Collect every line that includes the string "title".

# START OF Records

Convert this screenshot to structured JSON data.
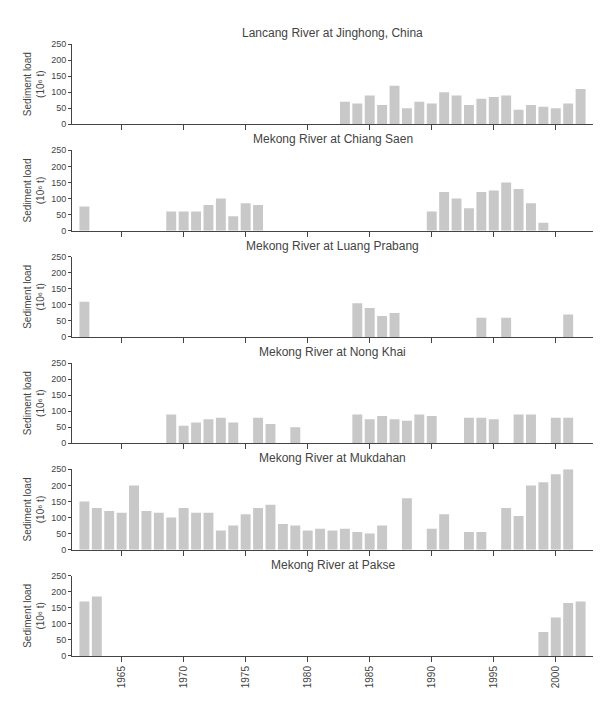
{
  "chart_data": [
    {
      "type": "bar",
      "title": "Lancang River at Jinghong, China",
      "x": [
        1983,
        1984,
        1985,
        1986,
        1987,
        1988,
        1989,
        1990,
        1991,
        1992,
        1993,
        1994,
        1995,
        1996,
        1997,
        1998,
        1999,
        2000,
        2001,
        2002
      ],
      "values": [
        70,
        65,
        90,
        60,
        120,
        50,
        70,
        65,
        100,
        90,
        60,
        80,
        85,
        90,
        45,
        60,
        55,
        50,
        65,
        110
      ],
      "color": "#c8c8c8",
      "y_label": "Sediment load\n(10⁶ t)",
      "xlim": [
        1961,
        2003
      ],
      "xticks": [
        1965,
        1970,
        1975,
        1980,
        1985,
        1990,
        1995,
        2000
      ],
      "ylim": [
        0,
        250
      ],
      "yticks": [
        0,
        50,
        100,
        150,
        200,
        250
      ],
      "grid": false,
      "tick_labels": "y"
    },
    {
      "type": "bar",
      "title": "Mekong River at Chiang Saen",
      "x": [
        1962,
        1969,
        1970,
        1971,
        1972,
        1973,
        1974,
        1975,
        1976,
        1990,
        1991,
        1992,
        1993,
        1994,
        1995,
        1996,
        1997,
        1998,
        1999
      ],
      "values": [
        75,
        60,
        60,
        60,
        80,
        100,
        45,
        85,
        80,
        60,
        120,
        100,
        70,
        120,
        125,
        150,
        130,
        85,
        25
      ],
      "color": "#c8c8c8",
      "y_label": "Sediment load\n(10⁶ t)",
      "xlim": [
        1961,
        2003
      ],
      "xticks": [
        1965,
        1970,
        1975,
        1980,
        1985,
        1990,
        1995,
        2000
      ],
      "ylim": [
        0,
        250
      ],
      "yticks": [
        0,
        50,
        100,
        150,
        200,
        250
      ],
      "grid": false,
      "tick_labels": "y"
    },
    {
      "type": "bar",
      "title": "Mekong River at Luang Prabang",
      "x": [
        1962,
        1984,
        1985,
        1986,
        1987,
        1994,
        1996,
        2001
      ],
      "values": [
        110,
        105,
        90,
        65,
        75,
        60,
        60,
        70
      ],
      "color": "#c8c8c8",
      "y_label": "Sediment load\n(10⁶ t)",
      "xlim": [
        1961,
        2003
      ],
      "xticks": [
        1965,
        1970,
        1975,
        1980,
        1985,
        1990,
        1995,
        2000
      ],
      "ylim": [
        0,
        250
      ],
      "yticks": [
        0,
        50,
        100,
        150,
        200,
        250
      ],
      "grid": false,
      "tick_labels": "y"
    },
    {
      "type": "bar",
      "title": "Mekong River at Nong Khai",
      "x": [
        1969,
        1970,
        1971,
        1972,
        1973,
        1974,
        1976,
        1977,
        1979,
        1984,
        1985,
        1986,
        1987,
        1988,
        1989,
        1990,
        1993,
        1994,
        1995,
        1997,
        1998,
        2000,
        2001
      ],
      "values": [
        90,
        55,
        65,
        75,
        80,
        65,
        80,
        60,
        50,
        90,
        75,
        85,
        75,
        70,
        90,
        85,
        80,
        80,
        75,
        90,
        90,
        80,
        80
      ],
      "color": "#c8c8c8",
      "y_label": "Sediment load\n(10⁶ t)",
      "xlim": [
        1961,
        2003
      ],
      "xticks": [
        1965,
        1970,
        1975,
        1980,
        1985,
        1990,
        1995,
        2000
      ],
      "ylim": [
        0,
        250
      ],
      "yticks": [
        0,
        50,
        100,
        150,
        200,
        250
      ],
      "grid": false,
      "tick_labels": "y"
    },
    {
      "type": "bar",
      "title": "Mekong River at Mukdahan",
      "x": [
        1962,
        1963,
        1964,
        1965,
        1966,
        1967,
        1968,
        1969,
        1970,
        1971,
        1972,
        1973,
        1974,
        1975,
        1976,
        1977,
        1978,
        1979,
        1980,
        1981,
        1982,
        1983,
        1984,
        1985,
        1986,
        1988,
        1990,
        1991,
        1993,
        1994,
        1996,
        1997,
        1998,
        1999,
        2000,
        2001
      ],
      "values": [
        150,
        130,
        120,
        115,
        200,
        120,
        115,
        100,
        130,
        115,
        115,
        60,
        75,
        110,
        130,
        140,
        80,
        75,
        60,
        65,
        60,
        65,
        55,
        50,
        75,
        160,
        65,
        110,
        55,
        55,
        130,
        105,
        200,
        210,
        235,
        250
      ],
      "color": "#c8c8c8",
      "y_label": "Sediment load\n(10⁶ t)",
      "xlim": [
        1961,
        2003
      ],
      "xticks": [
        1965,
        1970,
        1975,
        1980,
        1985,
        1990,
        1995,
        2000
      ],
      "ylim": [
        0,
        250
      ],
      "yticks": [
        0,
        50,
        100,
        150,
        200,
        250
      ],
      "grid": false,
      "tick_labels": "y"
    },
    {
      "type": "bar",
      "title": "Mekong River at Pakse",
      "x": [
        1962,
        1963,
        1999,
        2000,
        2001,
        2002
      ],
      "values": [
        170,
        185,
        75,
        120,
        165,
        170
      ],
      "color": "#c8c8c8",
      "y_label": "Sediment load\n(10⁶ t)",
      "xlim": [
        1961,
        2003
      ],
      "xticks": [
        1965,
        1970,
        1975,
        1980,
        1985,
        1990,
        1995,
        2000
      ],
      "ylim": [
        0,
        250
      ],
      "yticks": [
        0,
        50,
        100,
        150,
        200,
        250
      ],
      "grid": false
    }
  ]
}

# END OF Records

## Result below:
      "title": "Lancang River at Jinghong, China",
      "title": "Mekong River at Chiang Saen",
      "title": "Mekong River at Luang Prabang",
      "title": "Mekong River at Nong Khai",
      "title": "Mekong River at Mukdahan",
      "title": "Mekong River at Pakse",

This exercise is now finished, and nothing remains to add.